_Exercise brief:_ Provide only the number of lines in the records below that include "задания".
# START OF Raw data
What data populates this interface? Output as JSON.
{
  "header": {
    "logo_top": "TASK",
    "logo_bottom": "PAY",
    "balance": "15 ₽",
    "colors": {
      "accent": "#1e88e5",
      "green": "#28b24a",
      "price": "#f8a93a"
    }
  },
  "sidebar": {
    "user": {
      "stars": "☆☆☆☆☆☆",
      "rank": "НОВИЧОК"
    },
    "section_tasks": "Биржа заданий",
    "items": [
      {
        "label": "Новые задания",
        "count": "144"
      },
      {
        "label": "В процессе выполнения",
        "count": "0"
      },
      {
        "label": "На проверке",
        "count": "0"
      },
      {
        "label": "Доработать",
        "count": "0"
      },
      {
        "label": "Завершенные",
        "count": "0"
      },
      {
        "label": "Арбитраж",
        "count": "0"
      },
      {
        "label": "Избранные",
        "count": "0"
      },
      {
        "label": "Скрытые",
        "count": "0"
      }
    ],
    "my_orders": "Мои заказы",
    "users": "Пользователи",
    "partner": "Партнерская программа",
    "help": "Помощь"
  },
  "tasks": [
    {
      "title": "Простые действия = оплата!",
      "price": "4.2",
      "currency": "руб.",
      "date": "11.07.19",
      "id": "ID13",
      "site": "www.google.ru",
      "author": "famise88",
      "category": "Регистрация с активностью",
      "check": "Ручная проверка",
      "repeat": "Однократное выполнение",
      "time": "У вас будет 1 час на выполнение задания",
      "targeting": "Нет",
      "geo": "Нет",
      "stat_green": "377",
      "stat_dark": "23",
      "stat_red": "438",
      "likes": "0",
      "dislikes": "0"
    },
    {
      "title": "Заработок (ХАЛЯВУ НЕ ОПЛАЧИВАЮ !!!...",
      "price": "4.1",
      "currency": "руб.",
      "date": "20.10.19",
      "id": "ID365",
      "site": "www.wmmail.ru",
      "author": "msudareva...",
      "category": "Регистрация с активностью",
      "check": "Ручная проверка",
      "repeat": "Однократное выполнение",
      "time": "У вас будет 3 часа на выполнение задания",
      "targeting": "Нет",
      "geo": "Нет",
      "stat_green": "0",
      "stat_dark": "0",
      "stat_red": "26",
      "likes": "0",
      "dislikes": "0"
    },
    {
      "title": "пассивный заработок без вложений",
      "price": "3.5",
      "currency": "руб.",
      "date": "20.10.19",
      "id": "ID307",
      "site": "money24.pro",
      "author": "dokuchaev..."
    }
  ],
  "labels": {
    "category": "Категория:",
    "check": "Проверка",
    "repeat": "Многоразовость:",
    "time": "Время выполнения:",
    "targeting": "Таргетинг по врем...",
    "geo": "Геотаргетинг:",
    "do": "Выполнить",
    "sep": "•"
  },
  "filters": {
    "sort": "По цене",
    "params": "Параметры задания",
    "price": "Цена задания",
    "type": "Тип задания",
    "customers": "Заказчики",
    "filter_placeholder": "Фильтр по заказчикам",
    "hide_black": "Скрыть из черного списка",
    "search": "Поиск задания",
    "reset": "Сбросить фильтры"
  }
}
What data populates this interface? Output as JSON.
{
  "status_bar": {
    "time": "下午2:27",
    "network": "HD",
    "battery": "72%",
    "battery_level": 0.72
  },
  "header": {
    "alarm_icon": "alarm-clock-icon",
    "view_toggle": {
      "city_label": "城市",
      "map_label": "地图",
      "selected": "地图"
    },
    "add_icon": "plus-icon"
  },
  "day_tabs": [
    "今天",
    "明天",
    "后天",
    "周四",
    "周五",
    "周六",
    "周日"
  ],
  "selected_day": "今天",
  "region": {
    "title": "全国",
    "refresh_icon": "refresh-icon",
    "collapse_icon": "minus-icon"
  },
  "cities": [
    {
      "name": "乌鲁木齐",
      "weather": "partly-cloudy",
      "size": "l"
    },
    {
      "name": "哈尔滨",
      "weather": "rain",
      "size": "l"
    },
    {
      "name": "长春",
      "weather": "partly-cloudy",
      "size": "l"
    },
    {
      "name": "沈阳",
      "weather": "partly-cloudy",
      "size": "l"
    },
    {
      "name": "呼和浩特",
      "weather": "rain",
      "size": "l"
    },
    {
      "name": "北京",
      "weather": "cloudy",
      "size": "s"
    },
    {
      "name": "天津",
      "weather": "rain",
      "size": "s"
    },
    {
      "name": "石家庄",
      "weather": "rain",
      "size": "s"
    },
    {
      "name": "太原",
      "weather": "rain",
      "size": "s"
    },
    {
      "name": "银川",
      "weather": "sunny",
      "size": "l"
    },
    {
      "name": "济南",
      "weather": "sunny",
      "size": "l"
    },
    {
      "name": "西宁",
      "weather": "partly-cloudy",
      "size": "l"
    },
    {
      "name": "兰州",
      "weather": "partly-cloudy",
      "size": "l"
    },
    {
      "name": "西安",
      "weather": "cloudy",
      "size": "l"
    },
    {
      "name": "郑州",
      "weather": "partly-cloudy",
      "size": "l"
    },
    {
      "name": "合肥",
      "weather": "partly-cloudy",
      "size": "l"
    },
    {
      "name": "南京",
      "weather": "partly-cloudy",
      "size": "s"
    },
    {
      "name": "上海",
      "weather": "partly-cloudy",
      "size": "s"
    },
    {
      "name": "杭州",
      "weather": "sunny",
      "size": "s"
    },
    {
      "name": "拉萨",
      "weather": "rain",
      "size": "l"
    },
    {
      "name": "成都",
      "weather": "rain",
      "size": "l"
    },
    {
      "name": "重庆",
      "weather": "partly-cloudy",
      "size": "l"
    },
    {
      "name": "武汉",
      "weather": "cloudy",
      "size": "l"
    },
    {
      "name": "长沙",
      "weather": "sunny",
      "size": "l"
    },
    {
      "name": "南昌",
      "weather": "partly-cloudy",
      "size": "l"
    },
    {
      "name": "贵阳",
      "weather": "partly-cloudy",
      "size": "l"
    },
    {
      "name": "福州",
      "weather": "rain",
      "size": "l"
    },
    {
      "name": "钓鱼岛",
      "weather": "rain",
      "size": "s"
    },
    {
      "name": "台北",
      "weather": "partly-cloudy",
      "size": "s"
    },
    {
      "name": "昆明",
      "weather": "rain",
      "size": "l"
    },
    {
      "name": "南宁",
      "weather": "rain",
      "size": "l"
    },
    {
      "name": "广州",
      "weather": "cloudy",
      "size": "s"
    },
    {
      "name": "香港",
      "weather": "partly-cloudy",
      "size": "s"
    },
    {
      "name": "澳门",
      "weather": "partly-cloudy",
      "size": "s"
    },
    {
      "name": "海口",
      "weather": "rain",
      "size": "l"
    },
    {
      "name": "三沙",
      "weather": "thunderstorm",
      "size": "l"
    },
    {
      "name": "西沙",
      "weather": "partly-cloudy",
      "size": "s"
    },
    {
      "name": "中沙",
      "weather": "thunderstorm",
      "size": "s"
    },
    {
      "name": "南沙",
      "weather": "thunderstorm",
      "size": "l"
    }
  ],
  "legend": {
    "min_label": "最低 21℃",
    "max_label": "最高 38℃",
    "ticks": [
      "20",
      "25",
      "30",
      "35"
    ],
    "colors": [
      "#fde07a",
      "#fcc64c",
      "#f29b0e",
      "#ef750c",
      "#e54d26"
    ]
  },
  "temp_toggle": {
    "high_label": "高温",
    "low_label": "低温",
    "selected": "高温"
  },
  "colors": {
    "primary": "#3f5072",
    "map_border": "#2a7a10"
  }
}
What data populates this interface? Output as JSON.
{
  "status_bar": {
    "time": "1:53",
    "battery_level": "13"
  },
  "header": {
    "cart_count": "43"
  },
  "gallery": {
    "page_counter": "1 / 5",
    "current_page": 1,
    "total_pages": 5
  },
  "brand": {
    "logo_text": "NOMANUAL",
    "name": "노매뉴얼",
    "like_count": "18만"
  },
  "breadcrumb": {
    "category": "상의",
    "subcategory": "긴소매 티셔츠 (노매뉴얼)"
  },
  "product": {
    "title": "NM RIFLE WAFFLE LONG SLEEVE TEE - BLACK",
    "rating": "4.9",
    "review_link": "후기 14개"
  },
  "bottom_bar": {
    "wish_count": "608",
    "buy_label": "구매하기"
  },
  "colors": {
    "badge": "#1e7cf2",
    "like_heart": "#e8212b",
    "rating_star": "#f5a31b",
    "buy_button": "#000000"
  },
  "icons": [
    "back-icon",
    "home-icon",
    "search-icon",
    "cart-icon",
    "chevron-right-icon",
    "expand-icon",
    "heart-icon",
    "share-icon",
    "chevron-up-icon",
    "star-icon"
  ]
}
# END OF Raw data
_Solution to the exercise:_ 7